TASK REQUIREMENTS
Copy each line of the entries that contains the word "được".

RECORDS FOR THE EXERCISE
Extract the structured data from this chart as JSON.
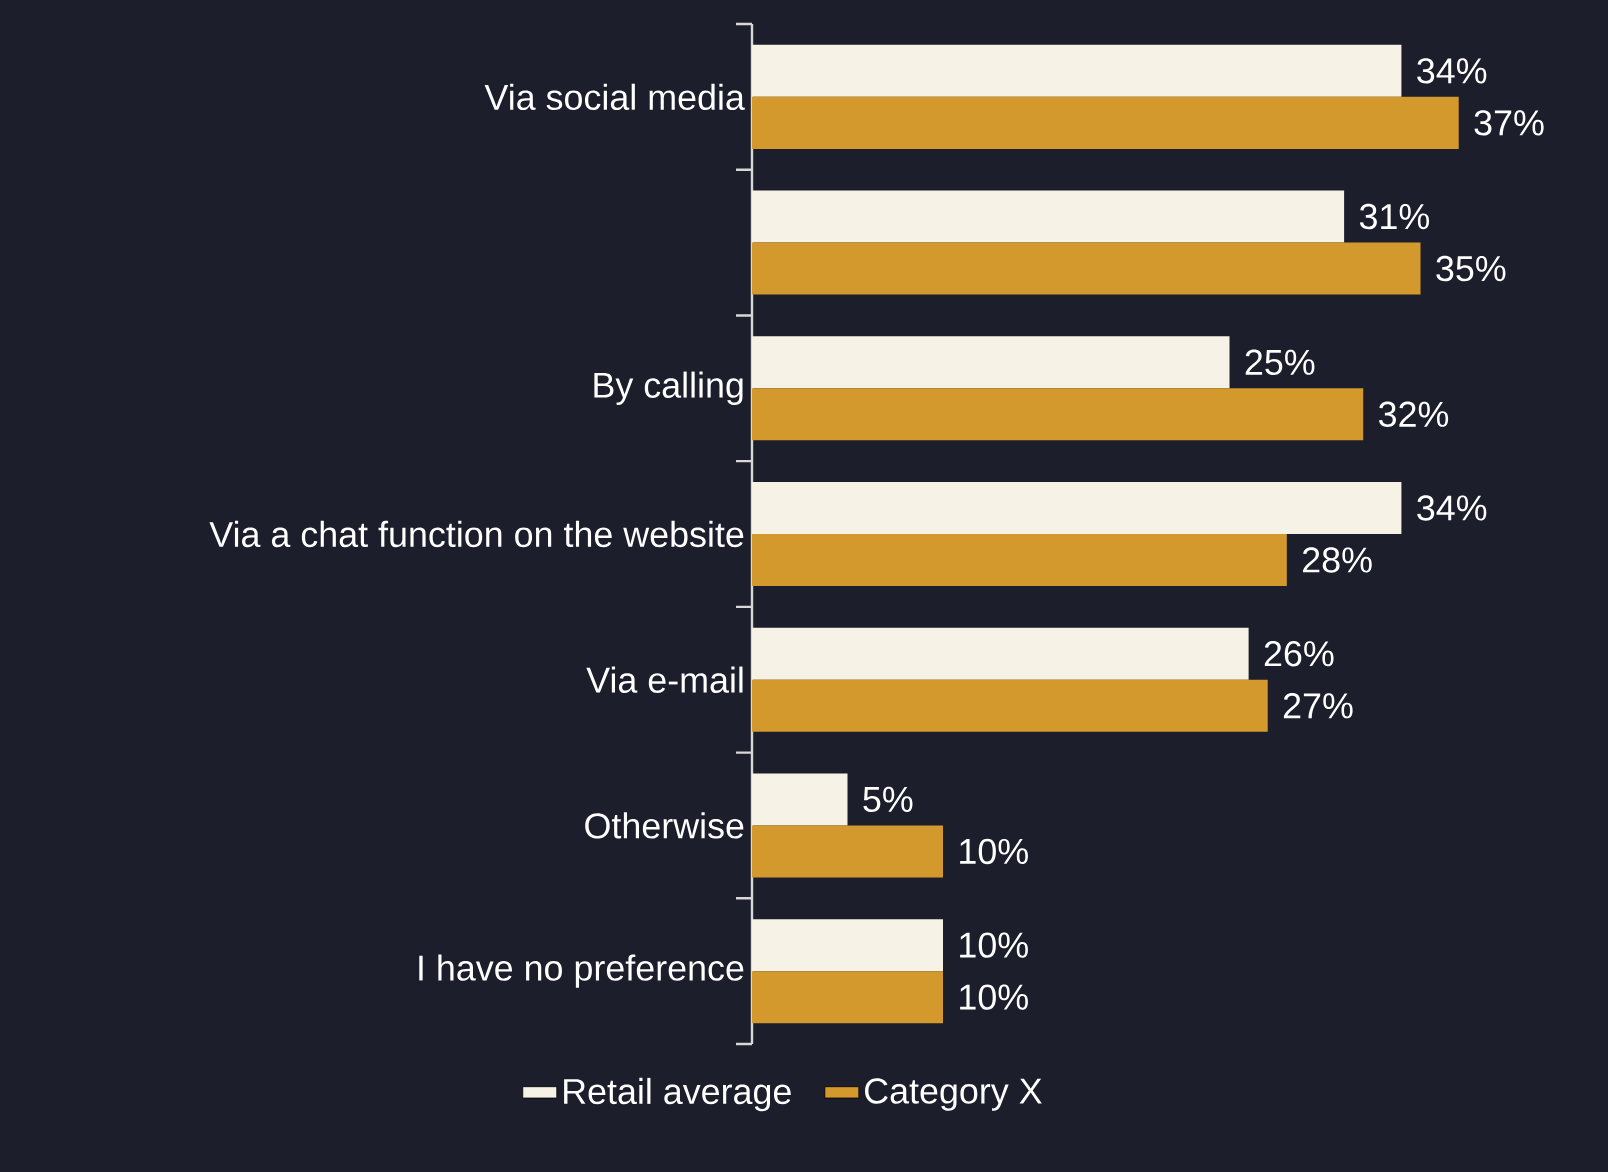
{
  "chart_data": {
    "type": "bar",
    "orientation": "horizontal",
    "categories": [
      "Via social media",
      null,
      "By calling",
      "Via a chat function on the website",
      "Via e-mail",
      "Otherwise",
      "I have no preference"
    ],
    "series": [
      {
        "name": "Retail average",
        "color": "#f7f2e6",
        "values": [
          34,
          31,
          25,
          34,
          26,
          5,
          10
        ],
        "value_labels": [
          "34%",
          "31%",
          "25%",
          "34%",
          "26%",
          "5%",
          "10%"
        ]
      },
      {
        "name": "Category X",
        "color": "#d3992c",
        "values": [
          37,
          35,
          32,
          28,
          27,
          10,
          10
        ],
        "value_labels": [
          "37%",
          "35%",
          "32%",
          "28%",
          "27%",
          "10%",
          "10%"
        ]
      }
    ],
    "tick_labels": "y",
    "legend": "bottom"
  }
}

* * *

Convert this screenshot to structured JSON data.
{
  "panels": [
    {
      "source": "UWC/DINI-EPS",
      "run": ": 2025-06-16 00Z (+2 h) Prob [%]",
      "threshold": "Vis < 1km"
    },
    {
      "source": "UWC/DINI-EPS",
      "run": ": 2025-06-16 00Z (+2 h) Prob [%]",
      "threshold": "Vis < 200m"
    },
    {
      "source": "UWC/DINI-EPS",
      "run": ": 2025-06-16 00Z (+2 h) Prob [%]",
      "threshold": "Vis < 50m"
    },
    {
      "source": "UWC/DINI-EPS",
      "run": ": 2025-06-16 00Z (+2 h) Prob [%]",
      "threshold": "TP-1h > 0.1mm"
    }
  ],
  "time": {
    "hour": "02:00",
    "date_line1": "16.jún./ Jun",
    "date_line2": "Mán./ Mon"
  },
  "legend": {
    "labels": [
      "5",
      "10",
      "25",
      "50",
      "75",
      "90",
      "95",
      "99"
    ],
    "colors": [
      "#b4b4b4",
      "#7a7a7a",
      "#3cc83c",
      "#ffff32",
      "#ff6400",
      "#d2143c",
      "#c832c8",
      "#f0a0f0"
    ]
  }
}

--

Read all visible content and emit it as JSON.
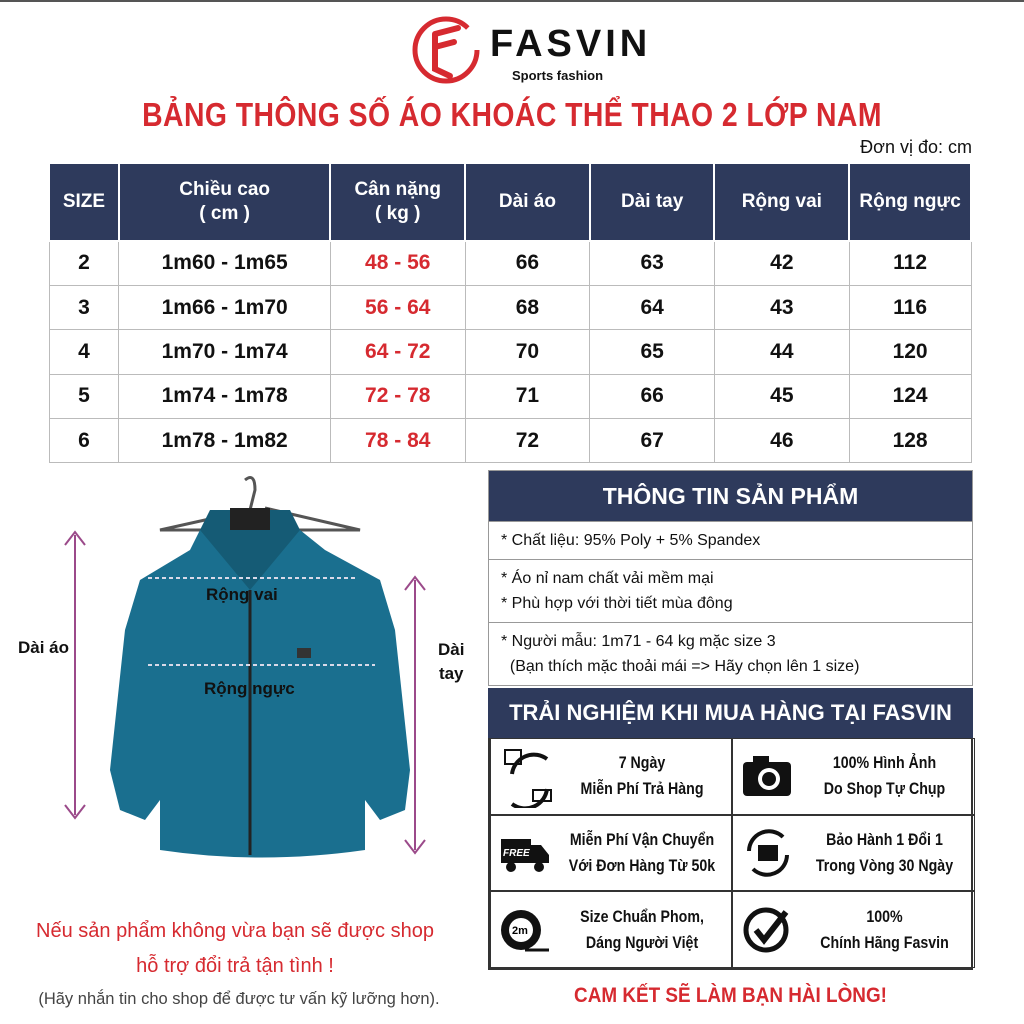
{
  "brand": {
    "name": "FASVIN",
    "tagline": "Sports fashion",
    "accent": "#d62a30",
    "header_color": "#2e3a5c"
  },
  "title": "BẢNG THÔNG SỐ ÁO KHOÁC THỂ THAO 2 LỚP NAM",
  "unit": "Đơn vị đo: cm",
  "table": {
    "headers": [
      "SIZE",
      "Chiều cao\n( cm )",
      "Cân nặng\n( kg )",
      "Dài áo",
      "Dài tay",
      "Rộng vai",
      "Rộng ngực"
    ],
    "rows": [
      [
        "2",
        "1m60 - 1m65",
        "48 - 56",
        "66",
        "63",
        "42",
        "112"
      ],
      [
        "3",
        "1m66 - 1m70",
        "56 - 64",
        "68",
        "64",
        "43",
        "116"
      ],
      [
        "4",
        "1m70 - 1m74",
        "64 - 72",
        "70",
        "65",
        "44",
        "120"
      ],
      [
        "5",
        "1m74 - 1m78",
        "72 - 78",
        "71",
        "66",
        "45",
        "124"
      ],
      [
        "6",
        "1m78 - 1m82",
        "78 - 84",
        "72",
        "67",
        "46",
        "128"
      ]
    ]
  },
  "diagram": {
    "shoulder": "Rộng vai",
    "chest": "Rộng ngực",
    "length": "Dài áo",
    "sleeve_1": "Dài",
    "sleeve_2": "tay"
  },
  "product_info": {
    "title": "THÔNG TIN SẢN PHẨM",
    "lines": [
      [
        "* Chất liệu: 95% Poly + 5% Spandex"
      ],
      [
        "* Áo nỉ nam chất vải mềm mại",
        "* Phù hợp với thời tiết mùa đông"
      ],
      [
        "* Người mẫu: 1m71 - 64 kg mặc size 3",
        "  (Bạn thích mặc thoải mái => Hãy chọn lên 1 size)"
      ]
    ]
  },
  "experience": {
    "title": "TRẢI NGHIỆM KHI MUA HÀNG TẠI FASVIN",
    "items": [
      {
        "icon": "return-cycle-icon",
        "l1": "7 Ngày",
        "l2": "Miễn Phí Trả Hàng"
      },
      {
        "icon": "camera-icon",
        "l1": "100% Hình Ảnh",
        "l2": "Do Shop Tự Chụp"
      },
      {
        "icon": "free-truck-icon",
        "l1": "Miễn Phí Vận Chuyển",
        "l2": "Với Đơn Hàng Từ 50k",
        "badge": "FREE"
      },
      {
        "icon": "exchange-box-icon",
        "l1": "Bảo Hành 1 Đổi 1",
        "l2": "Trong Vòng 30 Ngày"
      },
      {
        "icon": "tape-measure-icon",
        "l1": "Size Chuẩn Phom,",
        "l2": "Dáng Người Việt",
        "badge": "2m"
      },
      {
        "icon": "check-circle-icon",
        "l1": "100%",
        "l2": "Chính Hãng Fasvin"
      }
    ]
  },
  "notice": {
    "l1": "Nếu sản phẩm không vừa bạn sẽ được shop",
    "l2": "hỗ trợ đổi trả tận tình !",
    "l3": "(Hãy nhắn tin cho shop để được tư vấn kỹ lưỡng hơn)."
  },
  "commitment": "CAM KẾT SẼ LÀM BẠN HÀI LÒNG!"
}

OUTPUT FOR THIS TASK
    "l1": "Nếu sản phẩm không vừa bạn sẽ được shop",
    "l3": "(Hãy nhắn tin cho shop để được tư vấn kỹ lưỡng hơn)."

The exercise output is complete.